Written exercise
Copy out each line of the material below that holds the string "Zgodność".

Record list
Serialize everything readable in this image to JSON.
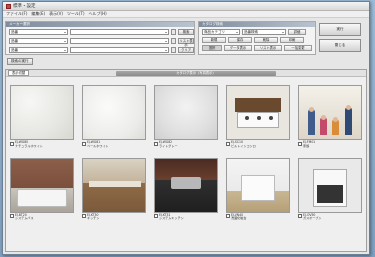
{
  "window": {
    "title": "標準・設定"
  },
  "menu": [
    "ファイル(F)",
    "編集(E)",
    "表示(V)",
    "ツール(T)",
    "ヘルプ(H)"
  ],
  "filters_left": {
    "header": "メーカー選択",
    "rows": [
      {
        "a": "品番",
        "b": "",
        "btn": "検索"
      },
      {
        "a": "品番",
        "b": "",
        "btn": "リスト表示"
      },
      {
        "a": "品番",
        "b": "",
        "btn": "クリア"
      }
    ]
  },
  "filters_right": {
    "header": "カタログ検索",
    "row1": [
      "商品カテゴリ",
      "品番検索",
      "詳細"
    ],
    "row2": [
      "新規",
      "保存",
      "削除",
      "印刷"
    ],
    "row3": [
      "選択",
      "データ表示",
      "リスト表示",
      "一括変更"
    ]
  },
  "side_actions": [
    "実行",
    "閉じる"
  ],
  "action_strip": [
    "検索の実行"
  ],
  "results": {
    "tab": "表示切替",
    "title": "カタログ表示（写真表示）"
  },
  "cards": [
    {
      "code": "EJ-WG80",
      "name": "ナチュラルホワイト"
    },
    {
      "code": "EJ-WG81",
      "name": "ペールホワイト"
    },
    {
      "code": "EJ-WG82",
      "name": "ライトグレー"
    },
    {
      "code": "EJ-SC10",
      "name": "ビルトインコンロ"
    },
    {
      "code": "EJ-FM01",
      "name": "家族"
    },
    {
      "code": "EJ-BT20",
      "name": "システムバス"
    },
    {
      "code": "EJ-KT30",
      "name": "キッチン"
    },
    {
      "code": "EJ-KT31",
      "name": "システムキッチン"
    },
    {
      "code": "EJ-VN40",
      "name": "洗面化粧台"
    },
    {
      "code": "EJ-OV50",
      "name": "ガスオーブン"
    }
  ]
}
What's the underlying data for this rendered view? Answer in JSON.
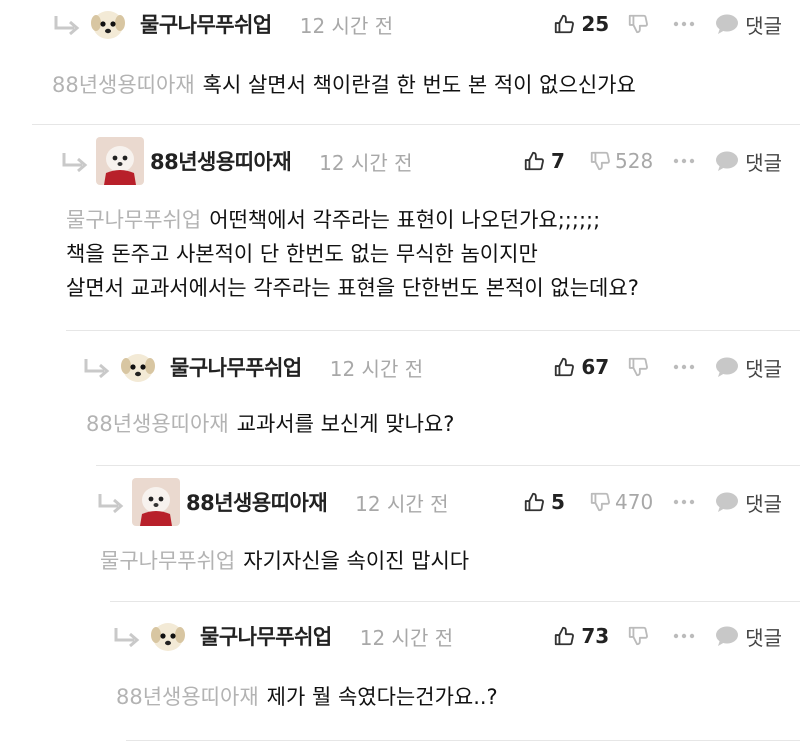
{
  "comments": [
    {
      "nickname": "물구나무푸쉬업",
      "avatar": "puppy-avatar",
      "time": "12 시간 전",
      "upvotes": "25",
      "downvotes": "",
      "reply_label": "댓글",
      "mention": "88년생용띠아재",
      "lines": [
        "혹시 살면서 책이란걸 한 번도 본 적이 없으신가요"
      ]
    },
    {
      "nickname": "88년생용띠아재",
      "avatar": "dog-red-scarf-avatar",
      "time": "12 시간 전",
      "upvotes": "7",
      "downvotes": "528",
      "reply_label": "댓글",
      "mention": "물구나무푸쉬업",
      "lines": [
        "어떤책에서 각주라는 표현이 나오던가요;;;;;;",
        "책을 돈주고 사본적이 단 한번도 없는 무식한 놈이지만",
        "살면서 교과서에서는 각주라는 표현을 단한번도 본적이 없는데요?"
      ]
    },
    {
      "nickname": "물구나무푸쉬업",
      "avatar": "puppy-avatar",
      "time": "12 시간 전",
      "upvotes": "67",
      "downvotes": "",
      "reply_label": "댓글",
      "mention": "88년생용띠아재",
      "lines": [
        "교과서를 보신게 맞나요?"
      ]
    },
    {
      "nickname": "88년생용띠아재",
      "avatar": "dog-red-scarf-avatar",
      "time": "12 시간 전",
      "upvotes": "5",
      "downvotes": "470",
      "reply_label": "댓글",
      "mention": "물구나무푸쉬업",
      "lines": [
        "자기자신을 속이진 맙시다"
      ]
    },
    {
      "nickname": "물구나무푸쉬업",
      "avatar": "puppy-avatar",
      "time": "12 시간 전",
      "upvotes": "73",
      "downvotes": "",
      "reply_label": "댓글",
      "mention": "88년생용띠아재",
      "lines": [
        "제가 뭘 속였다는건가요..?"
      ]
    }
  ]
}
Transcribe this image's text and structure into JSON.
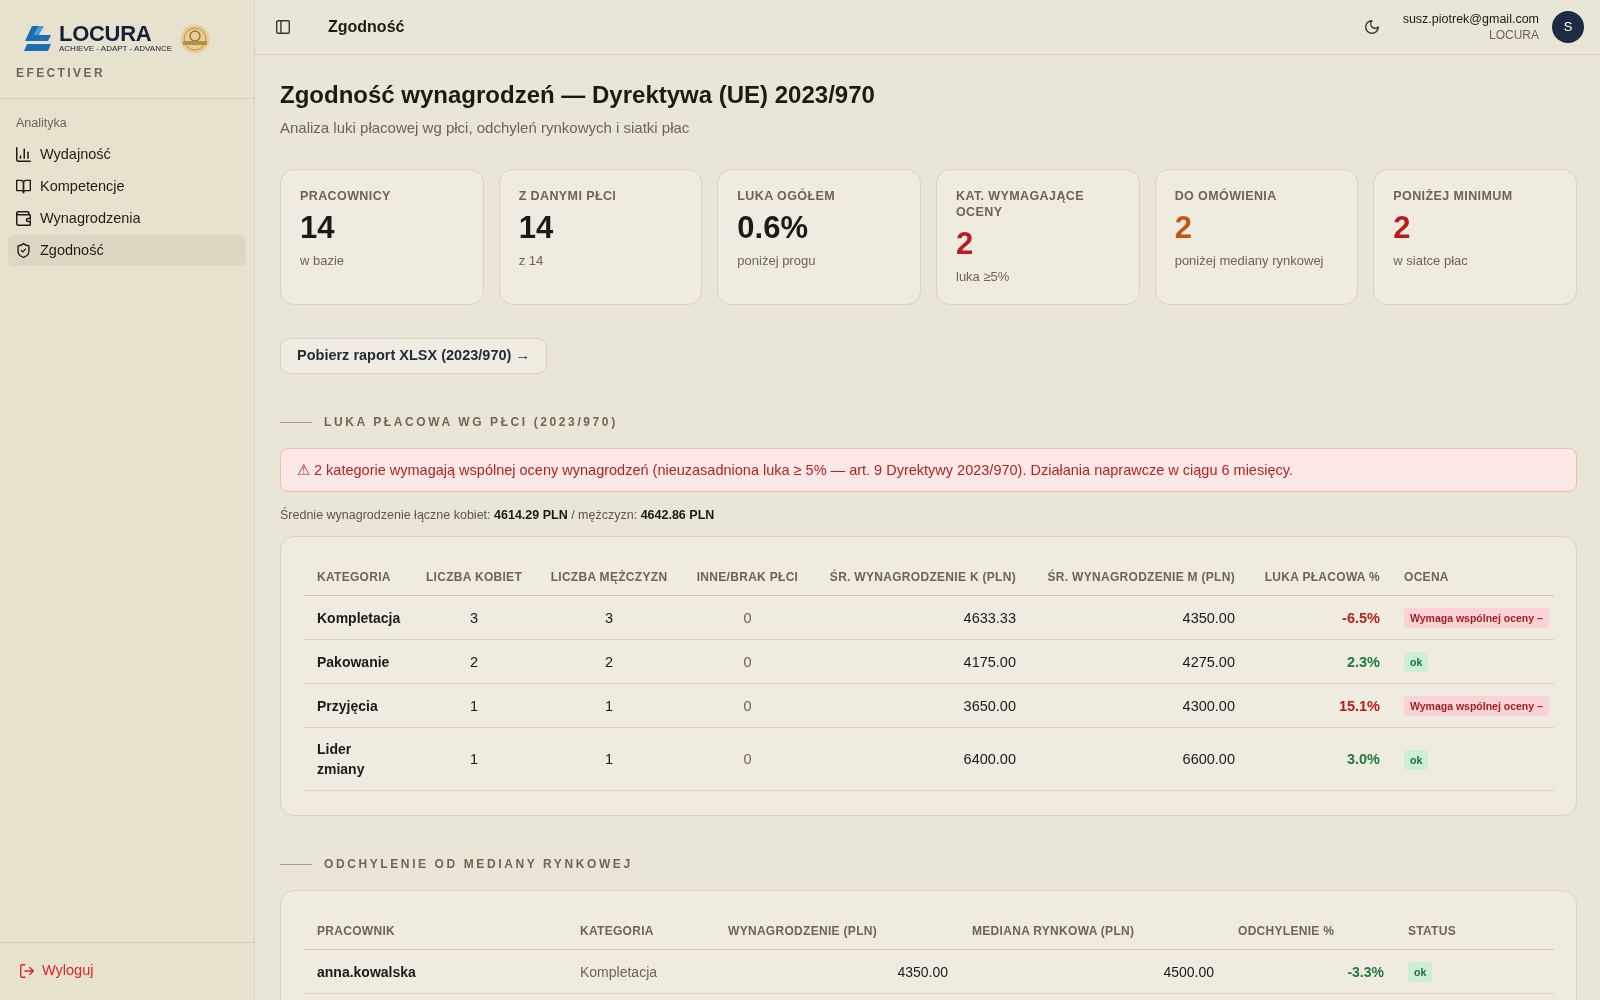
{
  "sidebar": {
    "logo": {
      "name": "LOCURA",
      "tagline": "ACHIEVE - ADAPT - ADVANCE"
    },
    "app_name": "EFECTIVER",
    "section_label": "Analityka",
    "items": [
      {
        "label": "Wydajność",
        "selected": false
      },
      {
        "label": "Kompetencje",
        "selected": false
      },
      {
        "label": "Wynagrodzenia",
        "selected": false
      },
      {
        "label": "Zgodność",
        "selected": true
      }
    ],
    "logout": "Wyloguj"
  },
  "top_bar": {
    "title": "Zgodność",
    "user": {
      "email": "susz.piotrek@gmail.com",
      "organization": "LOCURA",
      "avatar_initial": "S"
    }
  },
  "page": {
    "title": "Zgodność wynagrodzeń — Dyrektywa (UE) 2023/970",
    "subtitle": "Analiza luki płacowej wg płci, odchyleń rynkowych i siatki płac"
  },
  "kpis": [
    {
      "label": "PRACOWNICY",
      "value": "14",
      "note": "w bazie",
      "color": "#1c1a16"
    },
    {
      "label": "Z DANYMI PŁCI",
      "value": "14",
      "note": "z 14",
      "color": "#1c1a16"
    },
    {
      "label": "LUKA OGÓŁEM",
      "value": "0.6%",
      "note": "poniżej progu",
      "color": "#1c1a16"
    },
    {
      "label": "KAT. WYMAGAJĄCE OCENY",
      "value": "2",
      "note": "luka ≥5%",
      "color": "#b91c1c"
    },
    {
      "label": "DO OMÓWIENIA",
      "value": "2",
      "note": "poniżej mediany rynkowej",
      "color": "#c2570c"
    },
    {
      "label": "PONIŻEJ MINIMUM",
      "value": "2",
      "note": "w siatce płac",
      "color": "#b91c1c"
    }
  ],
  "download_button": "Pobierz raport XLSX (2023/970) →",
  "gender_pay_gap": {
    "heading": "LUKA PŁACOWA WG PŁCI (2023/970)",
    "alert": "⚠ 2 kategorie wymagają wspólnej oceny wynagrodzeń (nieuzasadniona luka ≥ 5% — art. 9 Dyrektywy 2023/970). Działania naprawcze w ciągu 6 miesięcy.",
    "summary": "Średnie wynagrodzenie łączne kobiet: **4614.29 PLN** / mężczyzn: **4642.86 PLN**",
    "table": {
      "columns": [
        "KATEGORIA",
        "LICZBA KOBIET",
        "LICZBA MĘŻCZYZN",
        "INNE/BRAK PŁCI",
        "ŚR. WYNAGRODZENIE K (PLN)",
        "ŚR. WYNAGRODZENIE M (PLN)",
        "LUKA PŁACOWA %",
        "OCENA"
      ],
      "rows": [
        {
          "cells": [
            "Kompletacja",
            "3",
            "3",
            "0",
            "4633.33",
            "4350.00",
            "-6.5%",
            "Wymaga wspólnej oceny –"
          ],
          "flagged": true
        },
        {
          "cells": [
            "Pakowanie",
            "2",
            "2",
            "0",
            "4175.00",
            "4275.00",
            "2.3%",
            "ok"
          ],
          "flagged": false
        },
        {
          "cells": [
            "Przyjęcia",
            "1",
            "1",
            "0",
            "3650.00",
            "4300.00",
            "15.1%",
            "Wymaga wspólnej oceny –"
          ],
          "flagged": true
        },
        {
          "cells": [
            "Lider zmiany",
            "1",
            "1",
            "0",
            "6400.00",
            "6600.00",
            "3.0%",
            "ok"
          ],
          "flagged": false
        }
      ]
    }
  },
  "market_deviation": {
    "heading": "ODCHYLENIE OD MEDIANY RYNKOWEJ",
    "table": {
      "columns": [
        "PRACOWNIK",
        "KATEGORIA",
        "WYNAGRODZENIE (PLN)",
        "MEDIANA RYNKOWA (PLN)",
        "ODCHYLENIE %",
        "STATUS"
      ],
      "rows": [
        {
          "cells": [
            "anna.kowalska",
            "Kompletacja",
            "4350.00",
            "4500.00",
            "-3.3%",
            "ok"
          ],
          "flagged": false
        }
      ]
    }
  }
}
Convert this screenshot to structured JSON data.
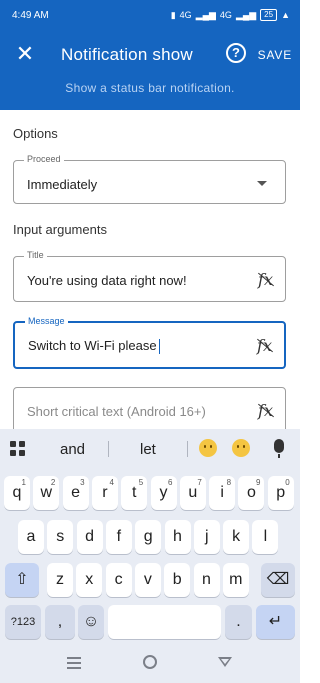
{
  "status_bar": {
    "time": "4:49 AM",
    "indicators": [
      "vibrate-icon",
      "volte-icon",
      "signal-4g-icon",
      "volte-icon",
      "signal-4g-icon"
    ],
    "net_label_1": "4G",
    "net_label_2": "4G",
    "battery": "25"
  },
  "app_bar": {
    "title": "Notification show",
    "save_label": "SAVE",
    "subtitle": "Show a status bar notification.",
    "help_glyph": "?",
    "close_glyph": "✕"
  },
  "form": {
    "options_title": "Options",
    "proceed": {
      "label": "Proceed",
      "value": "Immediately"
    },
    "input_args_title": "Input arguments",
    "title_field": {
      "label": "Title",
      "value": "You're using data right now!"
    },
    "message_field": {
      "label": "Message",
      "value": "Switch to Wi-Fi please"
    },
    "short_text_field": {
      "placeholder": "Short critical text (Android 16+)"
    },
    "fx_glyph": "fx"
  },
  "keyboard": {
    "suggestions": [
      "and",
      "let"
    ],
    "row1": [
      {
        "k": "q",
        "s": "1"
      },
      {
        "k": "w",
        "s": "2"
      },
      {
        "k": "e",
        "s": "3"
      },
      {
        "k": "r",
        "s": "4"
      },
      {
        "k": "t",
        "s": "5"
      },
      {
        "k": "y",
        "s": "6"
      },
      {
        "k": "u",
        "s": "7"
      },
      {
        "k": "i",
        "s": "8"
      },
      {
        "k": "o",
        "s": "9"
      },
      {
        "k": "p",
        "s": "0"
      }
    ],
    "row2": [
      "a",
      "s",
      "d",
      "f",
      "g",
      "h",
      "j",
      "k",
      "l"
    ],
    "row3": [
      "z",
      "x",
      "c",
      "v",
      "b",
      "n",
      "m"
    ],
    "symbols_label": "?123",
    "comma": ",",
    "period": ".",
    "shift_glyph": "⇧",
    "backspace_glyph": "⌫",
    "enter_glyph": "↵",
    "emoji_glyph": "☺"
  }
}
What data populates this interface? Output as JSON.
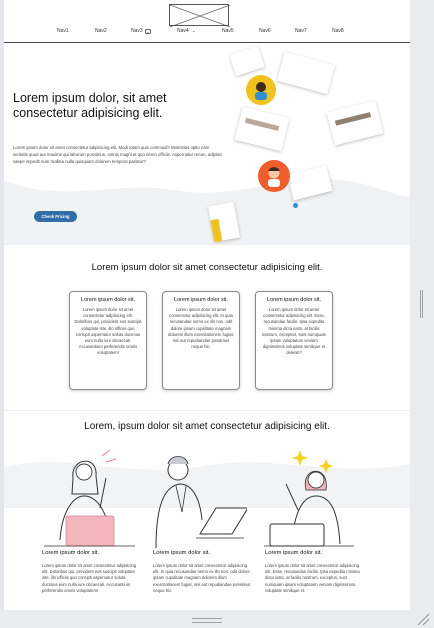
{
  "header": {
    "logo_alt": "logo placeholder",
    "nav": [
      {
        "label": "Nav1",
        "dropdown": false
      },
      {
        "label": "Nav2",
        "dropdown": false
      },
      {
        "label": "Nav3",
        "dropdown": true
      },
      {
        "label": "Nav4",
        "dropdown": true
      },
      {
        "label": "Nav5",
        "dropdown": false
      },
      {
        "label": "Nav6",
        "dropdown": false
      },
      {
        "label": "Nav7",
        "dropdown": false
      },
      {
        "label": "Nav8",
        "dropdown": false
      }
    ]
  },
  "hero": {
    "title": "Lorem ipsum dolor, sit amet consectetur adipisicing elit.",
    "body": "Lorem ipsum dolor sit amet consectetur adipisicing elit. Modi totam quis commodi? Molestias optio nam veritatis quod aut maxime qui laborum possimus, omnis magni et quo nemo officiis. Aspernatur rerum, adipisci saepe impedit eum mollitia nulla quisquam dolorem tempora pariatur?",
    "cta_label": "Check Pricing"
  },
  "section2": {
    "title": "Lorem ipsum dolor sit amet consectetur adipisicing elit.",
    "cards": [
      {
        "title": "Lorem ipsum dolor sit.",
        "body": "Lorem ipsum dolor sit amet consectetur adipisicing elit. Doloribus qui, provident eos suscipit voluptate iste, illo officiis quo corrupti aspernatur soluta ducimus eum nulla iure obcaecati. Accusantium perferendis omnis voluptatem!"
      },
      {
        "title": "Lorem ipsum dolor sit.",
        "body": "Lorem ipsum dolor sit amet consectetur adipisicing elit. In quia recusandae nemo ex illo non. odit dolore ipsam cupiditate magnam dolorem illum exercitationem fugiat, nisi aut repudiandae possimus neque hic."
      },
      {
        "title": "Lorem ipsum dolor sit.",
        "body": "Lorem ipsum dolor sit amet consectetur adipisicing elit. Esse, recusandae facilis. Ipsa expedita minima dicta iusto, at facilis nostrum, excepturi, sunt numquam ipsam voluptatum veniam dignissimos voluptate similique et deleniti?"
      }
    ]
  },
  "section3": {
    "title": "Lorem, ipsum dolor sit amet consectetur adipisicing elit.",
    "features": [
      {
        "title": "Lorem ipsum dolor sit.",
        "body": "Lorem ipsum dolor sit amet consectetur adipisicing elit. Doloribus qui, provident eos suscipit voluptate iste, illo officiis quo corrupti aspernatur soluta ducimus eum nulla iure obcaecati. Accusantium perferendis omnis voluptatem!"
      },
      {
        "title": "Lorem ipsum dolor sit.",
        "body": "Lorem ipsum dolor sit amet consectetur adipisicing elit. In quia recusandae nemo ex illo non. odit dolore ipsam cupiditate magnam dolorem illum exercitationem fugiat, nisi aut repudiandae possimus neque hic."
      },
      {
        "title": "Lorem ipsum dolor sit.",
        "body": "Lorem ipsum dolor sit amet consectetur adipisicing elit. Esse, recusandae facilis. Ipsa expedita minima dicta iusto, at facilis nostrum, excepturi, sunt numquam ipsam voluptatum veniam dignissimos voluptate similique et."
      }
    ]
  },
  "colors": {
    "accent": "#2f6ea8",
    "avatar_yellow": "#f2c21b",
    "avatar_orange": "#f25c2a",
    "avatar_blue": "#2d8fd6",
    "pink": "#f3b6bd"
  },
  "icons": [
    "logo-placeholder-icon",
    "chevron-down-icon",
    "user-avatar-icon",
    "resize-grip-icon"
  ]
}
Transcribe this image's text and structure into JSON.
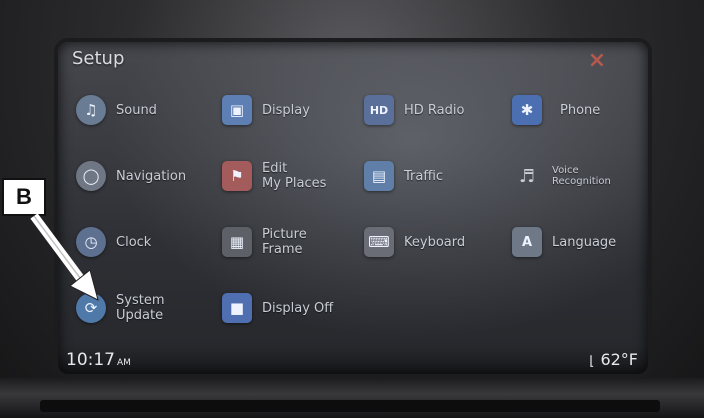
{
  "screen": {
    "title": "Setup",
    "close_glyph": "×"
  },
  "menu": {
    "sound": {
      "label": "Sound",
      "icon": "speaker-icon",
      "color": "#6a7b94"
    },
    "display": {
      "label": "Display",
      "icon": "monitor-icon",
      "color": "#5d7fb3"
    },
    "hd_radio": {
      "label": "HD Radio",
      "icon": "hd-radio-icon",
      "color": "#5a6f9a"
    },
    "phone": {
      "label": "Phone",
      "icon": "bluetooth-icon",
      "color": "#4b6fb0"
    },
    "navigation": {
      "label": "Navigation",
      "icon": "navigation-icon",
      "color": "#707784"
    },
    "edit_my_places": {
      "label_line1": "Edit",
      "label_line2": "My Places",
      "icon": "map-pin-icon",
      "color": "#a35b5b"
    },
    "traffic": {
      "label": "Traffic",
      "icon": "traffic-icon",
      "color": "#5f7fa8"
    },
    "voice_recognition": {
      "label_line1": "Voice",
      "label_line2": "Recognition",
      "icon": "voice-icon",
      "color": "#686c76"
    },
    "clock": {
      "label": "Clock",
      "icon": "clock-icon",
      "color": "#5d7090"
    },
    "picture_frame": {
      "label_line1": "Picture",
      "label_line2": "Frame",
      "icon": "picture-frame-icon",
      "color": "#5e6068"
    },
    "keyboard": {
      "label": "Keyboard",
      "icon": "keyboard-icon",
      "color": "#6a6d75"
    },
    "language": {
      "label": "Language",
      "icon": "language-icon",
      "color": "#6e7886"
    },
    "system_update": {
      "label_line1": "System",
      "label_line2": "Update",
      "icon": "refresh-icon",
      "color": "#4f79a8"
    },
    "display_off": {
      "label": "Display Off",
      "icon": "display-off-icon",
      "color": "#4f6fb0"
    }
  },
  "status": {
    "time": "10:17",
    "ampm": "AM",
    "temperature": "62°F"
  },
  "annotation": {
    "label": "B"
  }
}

Task answer
        "label": "Zgodność",
    "title": "Zgodność",
    "title": "Zgodność wynagrodzeń — Dyrektywa (UE) 2023/970",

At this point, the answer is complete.